(Figure record listings)
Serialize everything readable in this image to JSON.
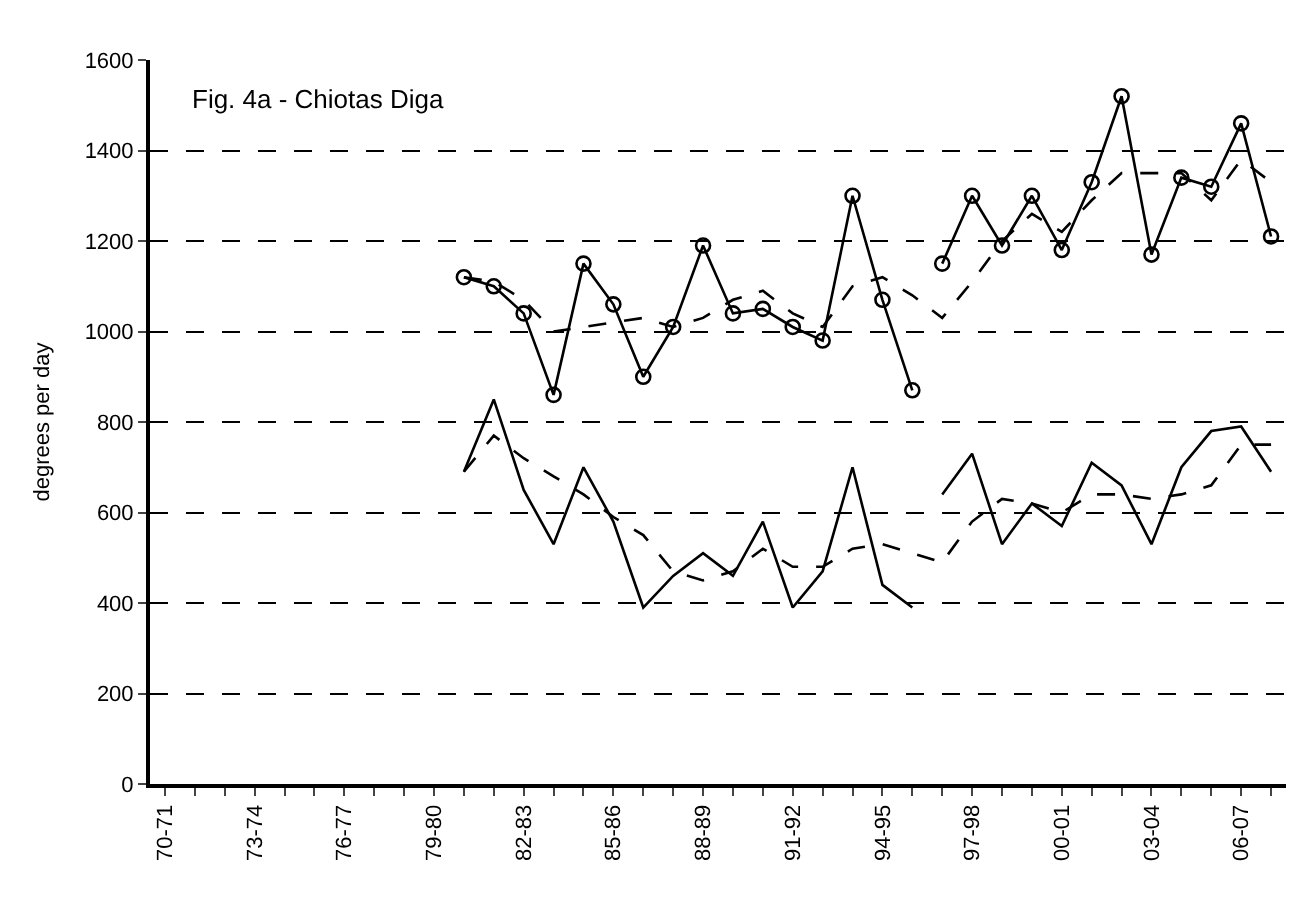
{
  "chart_data": {
    "type": "line",
    "title": "Fig. 4a - Chiotas Diga",
    "ylabel": "degrees per day",
    "categories": [
      "70-71",
      null,
      null,
      "73-74",
      null,
      null,
      "76-77",
      null,
      null,
      "79-80",
      null,
      null,
      "82-83",
      null,
      null,
      "85-86",
      null,
      null,
      "88-89",
      null,
      null,
      "91-92",
      null,
      null,
      "94-95",
      null,
      null,
      "97-98",
      null,
      null,
      "00-01",
      null,
      null,
      "03-04",
      null,
      null,
      "06-07",
      null
    ],
    "ylim": [
      0,
      1600
    ],
    "yticks": [
      0,
      200,
      400,
      600,
      800,
      1000,
      1200,
      1400,
      1600
    ],
    "grid": "y",
    "series": [
      {
        "color": "#000000",
        "marker": "circle",
        "line_style": "solid",
        "values": [
          null,
          null,
          null,
          null,
          null,
          null,
          null,
          null,
          null,
          null,
          1120,
          1100,
          1040,
          860,
          1150,
          1060,
          900,
          1010,
          1190,
          1040,
          1050,
          1010,
          980,
          1300,
          1070,
          870,
          null,
          null,
          null,
          null,
          null,
          null,
          null,
          null,
          null,
          null,
          null,
          null
        ]
      },
      {
        "color": "#000000",
        "marker": "circle",
        "line_style": "solid",
        "values": [
          null,
          null,
          null,
          null,
          null,
          null,
          null,
          null,
          null,
          null,
          null,
          null,
          null,
          null,
          null,
          null,
          null,
          null,
          null,
          null,
          null,
          null,
          null,
          null,
          null,
          null,
          1150,
          1300,
          1190,
          1300,
          1180,
          1330,
          1520,
          1170,
          1340,
          1320,
          1460,
          1210
        ]
      },
      {
        "color": "#000000",
        "marker": "none",
        "line_style": "dashed",
        "values": [
          null,
          null,
          null,
          null,
          null,
          null,
          null,
          null,
          null,
          null,
          1120,
          1110,
          1070,
          1000,
          1010,
          1020,
          1030,
          1010,
          1030,
          1070,
          1090,
          1040,
          1010,
          1100,
          1120,
          1080,
          1030,
          1110,
          1200,
          1260,
          1220,
          1290,
          1350,
          1350,
          1350,
          1290,
          1380,
          1330
        ]
      },
      {
        "color": "#000000",
        "marker": "none",
        "line_style": "solid",
        "values": [
          null,
          null,
          null,
          null,
          null,
          null,
          null,
          null,
          null,
          null,
          690,
          850,
          650,
          530,
          700,
          580,
          390,
          460,
          510,
          460,
          580,
          390,
          470,
          700,
          440,
          390,
          null,
          null,
          null,
          null,
          null,
          null,
          null,
          null,
          null,
          null,
          null,
          null
        ]
      },
      {
        "color": "#000000",
        "marker": "none",
        "line_style": "solid",
        "values": [
          null,
          null,
          null,
          null,
          null,
          null,
          null,
          null,
          null,
          null,
          null,
          null,
          null,
          null,
          null,
          null,
          null,
          null,
          null,
          null,
          null,
          null,
          null,
          null,
          null,
          null,
          640,
          730,
          530,
          620,
          570,
          710,
          660,
          530,
          700,
          780,
          790,
          690
        ]
      },
      {
        "color": "#000000",
        "marker": "none",
        "line_style": "dashed",
        "values": [
          null,
          null,
          null,
          null,
          null,
          null,
          null,
          null,
          null,
          null,
          690,
          770,
          720,
          680,
          640,
          590,
          550,
          470,
          450,
          470,
          520,
          480,
          480,
          520,
          530,
          510,
          490,
          580,
          630,
          620,
          600,
          640,
          640,
          630,
          640,
          660,
          750,
          750
        ]
      }
    ]
  }
}
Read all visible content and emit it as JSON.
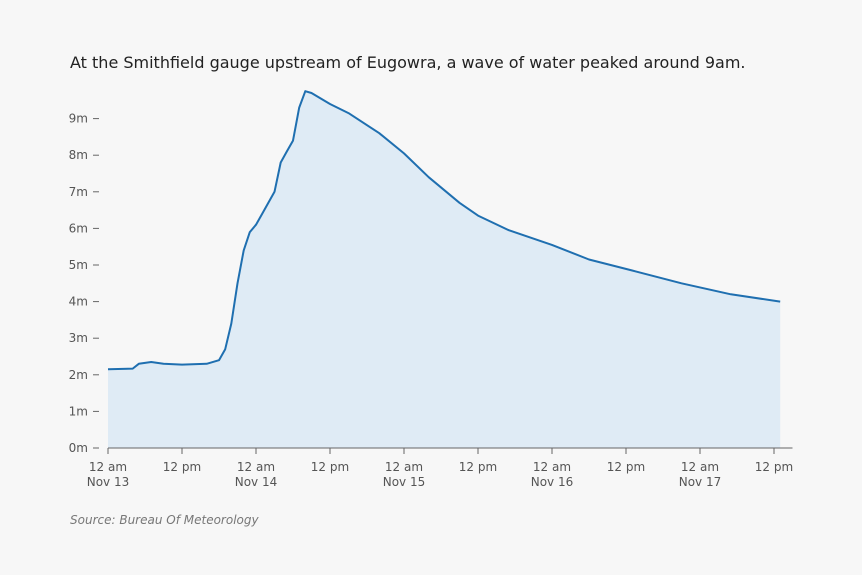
{
  "chart_data": {
    "type": "area",
    "title": "At the Smithfield gauge upstream of Eugowra, a wave of water peaked around 9am.",
    "source": "Source: Bureau Of Meteorology",
    "x": [
      "Nov 13 00:00",
      "Nov 13 04:00",
      "Nov 13 05:00",
      "Nov 13 07:00",
      "Nov 13 09:00",
      "Nov 13 12:00",
      "Nov 13 16:00",
      "Nov 13 18:00",
      "Nov 13 19:00",
      "Nov 13 20:00",
      "Nov 13 21:00",
      "Nov 13 22:00",
      "Nov 13 23:00",
      "Nov 14 00:00",
      "Nov 14 01:00",
      "Nov 14 03:00",
      "Nov 14 04:00",
      "Nov 14 05:00",
      "Nov 14 06:00",
      "Nov 14 07:00",
      "Nov 14 08:00",
      "Nov 14 09:00",
      "Nov 14 12:00",
      "Nov 14 15:00",
      "Nov 14 20:00",
      "Nov 15 00:00",
      "Nov 15 04:00",
      "Nov 15 09:00",
      "Nov 15 12:00",
      "Nov 15 17:00",
      "Nov 16 00:00",
      "Nov 16 06:00",
      "Nov 16 13:00",
      "Nov 16 21:00",
      "Nov 17 05:00",
      "Nov 17 13:00"
    ],
    "values": [
      2.15,
      2.17,
      2.3,
      2.35,
      2.3,
      2.28,
      2.3,
      2.4,
      2.7,
      3.4,
      4.5,
      5.4,
      5.9,
      6.1,
      6.4,
      7.0,
      7.8,
      8.1,
      8.4,
      9.3,
      9.75,
      9.7,
      9.4,
      9.15,
      8.6,
      8.05,
      7.4,
      6.7,
      6.35,
      5.95,
      5.55,
      5.15,
      4.85,
      4.5,
      4.2,
      4.0
    ],
    "color": "#1f6fb0",
    "fill_color": "#dfebf5",
    "xlim": [
      "Nov 13 00:00",
      "Nov 17 15:00"
    ],
    "xticks": [
      {
        "value": "Nov 13 00:00",
        "label": "12 am\nNov 13"
      },
      {
        "value": "Nov 13 12:00",
        "label": "12 pm"
      },
      {
        "value": "Nov 14 00:00",
        "label": "12 am\nNov 14"
      },
      {
        "value": "Nov 14 12:00",
        "label": "12 pm"
      },
      {
        "value": "Nov 15 00:00",
        "label": "12 am\nNov 15"
      },
      {
        "value": "Nov 15 12:00",
        "label": "12 pm"
      },
      {
        "value": "Nov 16 00:00",
        "label": "12 am\nNov 16"
      },
      {
        "value": "Nov 16 12:00",
        "label": "12 pm"
      },
      {
        "value": "Nov 17 00:00",
        "label": "12 am\nNov 17"
      },
      {
        "value": "Nov 17 12:00",
        "label": "12 pm"
      }
    ],
    "ylim": [
      0,
      10
    ],
    "yticks": [
      {
        "value": 0,
        "label": "0m"
      },
      {
        "value": 1,
        "label": "1m"
      },
      {
        "value": 2,
        "label": "2m"
      },
      {
        "value": 3,
        "label": "3m"
      },
      {
        "value": 4,
        "label": "4m"
      },
      {
        "value": 5,
        "label": "5m"
      },
      {
        "value": 6,
        "label": "6m"
      },
      {
        "value": 7,
        "label": "7m"
      },
      {
        "value": 8,
        "label": "8m"
      },
      {
        "value": 9,
        "label": "9m"
      }
    ]
  }
}
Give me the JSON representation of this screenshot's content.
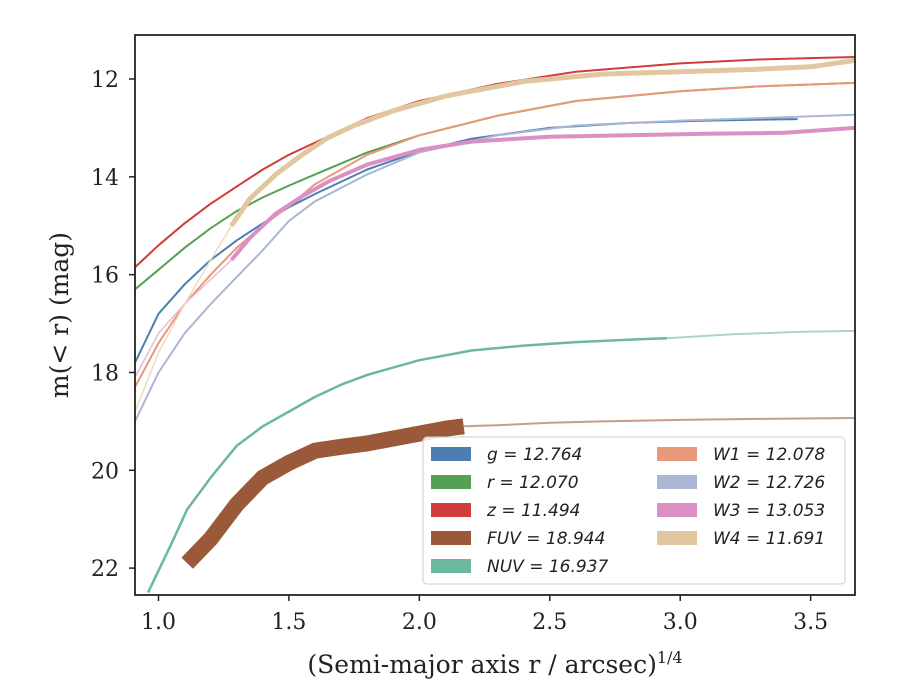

• [GIVEN TASK] Print out the material word for word, omitting the pictures.

• [OUTPUT]
Serialize everything readable in this image to JSON.
{
  "chart_data": {
    "type": "line",
    "title": "Fig. 4a - Chiotas Diga",
    "ylabel": "degrees per day",
    "categories": [
      "70-71",
      null,
      null,
      "73-74",
      null,
      null,
      "76-77",
      null,
      null,
      "79-80",
      null,
      null,
      "82-83",
      null,
      null,
      "85-86",
      null,
      null,
      "88-89",
      null,
      null,
      "91-92",
      null,
      null,
      "94-95",
      null,
      null,
      "97-98",
      null,
      null,
      "00-01",
      null,
      null,
      "03-04",
      null,
      null,
      "06-07",
      null
    ],
    "ylim": [
      0,
      1600
    ],
    "yticks": [
      0,
      200,
      400,
      600,
      800,
      1000,
      1200,
      1400,
      1600
    ],
    "grid": "y",
    "series": [
      {
        "color": "#000000",
        "marker": "circle",
        "line_style": "solid",
        "values": [
          null,
          null,
          null,
          null,
          null,
          null,
          null,
          null,
          null,
          null,
          1120,
          1100,
          1040,
          860,
          1150,
          1060,
          900,
          1010,
          1190,
          1040,
          1050,
          1010,
          980,
          1300,
          1070,
          870,
          null,
          null,
          null,
          null,
          null,
          null,
          null,
          null,
          null,
          null,
          null,
          null
        ]
      },
      {
        "color": "#000000",
        "marker": "circle",
        "line_style": "solid",
        "values": [
          null,
          null,
          null,
          null,
          null,
          null,
          null,
          null,
          null,
          null,
          null,
          null,
          null,
          null,
          null,
          null,
          null,
          null,
          null,
          null,
          null,
          null,
          null,
          null,
          null,
          null,
          1150,
          1300,
          1190,
          1300,
          1180,
          1330,
          1520,
          1170,
          1340,
          1320,
          1460,
          1210
        ]
      },
      {
        "color": "#000000",
        "marker": "none",
        "line_style": "dashed",
        "values": [
          null,
          null,
          null,
          null,
          null,
          null,
          null,
          null,
          null,
          null,
          1120,
          1110,
          1070,
          1000,
          1010,
          1020,
          1030,
          1010,
          1030,
          1070,
          1090,
          1040,
          1010,
          1100,
          1120,
          1080,
          1030,
          1110,
          1200,
          1260,
          1220,
          1290,
          1350,
          1350,
          1350,
          1290,
          1380,
          1330
        ]
      },
      {
        "color": "#000000",
        "marker": "none",
        "line_style": "solid",
        "values": [
          null,
          null,
          null,
          null,
          null,
          null,
          null,
          null,
          null,
          null,
          690,
          850,
          650,
          530,
          700,
          580,
          390,
          460,
          510,
          460,
          580,
          390,
          470,
          700,
          440,
          390,
          null,
          null,
          null,
          null,
          null,
          null,
          null,
          null,
          null,
          null,
          null,
          null
        ]
      },
      {
        "color": "#000000",
        "marker": "none",
        "line_style": "solid",
        "values": [
          null,
          null,
          null,
          null,
          null,
          null,
          null,
          null,
          null,
          null,
          null,
          null,
          null,
          null,
          null,
          null,
          null,
          null,
          null,
          null,
          null,
          null,
          null,
          null,
          null,
          null,
          640,
          730,
          530,
          620,
          570,
          710,
          660,
          530,
          700,
          780,
          790,
          690
        ]
      },
      {
        "color": "#000000",
        "marker": "none",
        "line_style": "dashed",
        "values": [
          null,
          null,
          null,
          null,
          null,
          null,
          null,
          null,
          null,
          null,
          690,
          770,
          720,
          680,
          640,
          590,
          550,
          470,
          450,
          470,
          520,
          480,
          480,
          520,
          530,
          510,
          490,
          580,
          630,
          620,
          600,
          640,
          640,
          630,
          640,
          660,
          750,
          750
        ]
      }
    ]
  }
}
Read all visible content and emit it as JSON.
{
  "chart_data": {
    "type": "area",
    "title": "At the Smithfield gauge upstream of Eugowra, a wave of water peaked around 9am.",
    "source": "Source: Bureau Of Meteorology",
    "x": [
      "Nov 13 00:00",
      "Nov 13 04:00",
      "Nov 13 05:00",
      "Nov 13 07:00",
      "Nov 13 09:00",
      "Nov 13 12:00",
      "Nov 13 16:00",
      "Nov 13 18:00",
      "Nov 13 19:00",
      "Nov 13 20:00",
      "Nov 13 21:00",
      "Nov 13 22:00",
      "Nov 13 23:00",
      "Nov 14 00:00",
      "Nov 14 01:00",
      "Nov 14 03:00",
      "Nov 14 04:00",
      "Nov 14 05:00",
      "Nov 14 06:00",
      "Nov 14 07:00",
      "Nov 14 08:00",
      "Nov 14 09:00",
      "Nov 14 12:00",
      "Nov 14 15:00",
      "Nov 14 20:00",
      "Nov 15 00:00",
      "Nov 15 04:00",
      "Nov 15 09:00",
      "Nov 15 12:00",
      "Nov 15 17:00",
      "Nov 16 00:00",
      "Nov 16 06:00",
      "Nov 16 13:00",
      "Nov 16 21:00",
      "Nov 17 05:00",
      "Nov 17 13:00"
    ],
    "values": [
      2.15,
      2.17,
      2.3,
      2.35,
      2.3,
      2.28,
      2.3,
      2.4,
      2.7,
      3.4,
      4.5,
      5.4,
      5.9,
      6.1,
      6.4,
      7.0,
      7.8,
      8.1,
      8.4,
      9.3,
      9.75,
      9.7,
      9.4,
      9.15,
      8.6,
      8.05,
      7.4,
      6.7,
      6.35,
      5.95,
      5.55,
      5.15,
      4.85,
      4.5,
      4.2,
      4.0
    ],
    "color": "#1f6fb0",
    "fill_color": "#dfebf5",
    "xlim": [
      "Nov 13 00:00",
      "Nov 17 15:00"
    ],
    "xticks": [
      {
        "value": "Nov 13 00:00",
        "label": "12 am\nNov 13"
      },
      {
        "value": "Nov 13 12:00",
        "label": "12 pm"
      },
      {
        "value": "Nov 14 00:00",
        "label": "12 am\nNov 14"
      },
      {
        "value": "Nov 14 12:00",
        "label": "12 pm"
      },
      {
        "value": "Nov 15 00:00",
        "label": "12 am\nNov 15"
      },
      {
        "value": "Nov 15 12:00",
        "label": "12 pm"
      },
      {
        "value": "Nov 16 00:00",
        "label": "12 am\nNov 16"
      },
      {
        "value": "Nov 16 12:00",
        "label": "12 pm"
      },
      {
        "value": "Nov 17 00:00",
        "label": "12 am\nNov 17"
      },
      {
        "value": "Nov 17 12:00",
        "label": "12 pm"
      }
    ],
    "ylim": [
      0,
      10
    ],
    "yticks": [
      {
        "value": 0,
        "label": "0m"
      },
      {
        "value": 1,
        "label": "1m"
      },
      {
        "value": 2,
        "label": "2m"
      },
      {
        "value": 3,
        "label": "3m"
      },
      {
        "value": 4,
        "label": "4m"
      },
      {
        "value": 5,
        "label": "5m"
      },
      {
        "value": 6,
        "label": "6m"
      },
      {
        "value": 7,
        "label": "7m"
      },
      {
        "value": 8,
        "label": "8m"
      },
      {
        "value": 9,
        "label": "9m"
      }
    ]
  }
}
Give me the JSON representation of this screenshot's content.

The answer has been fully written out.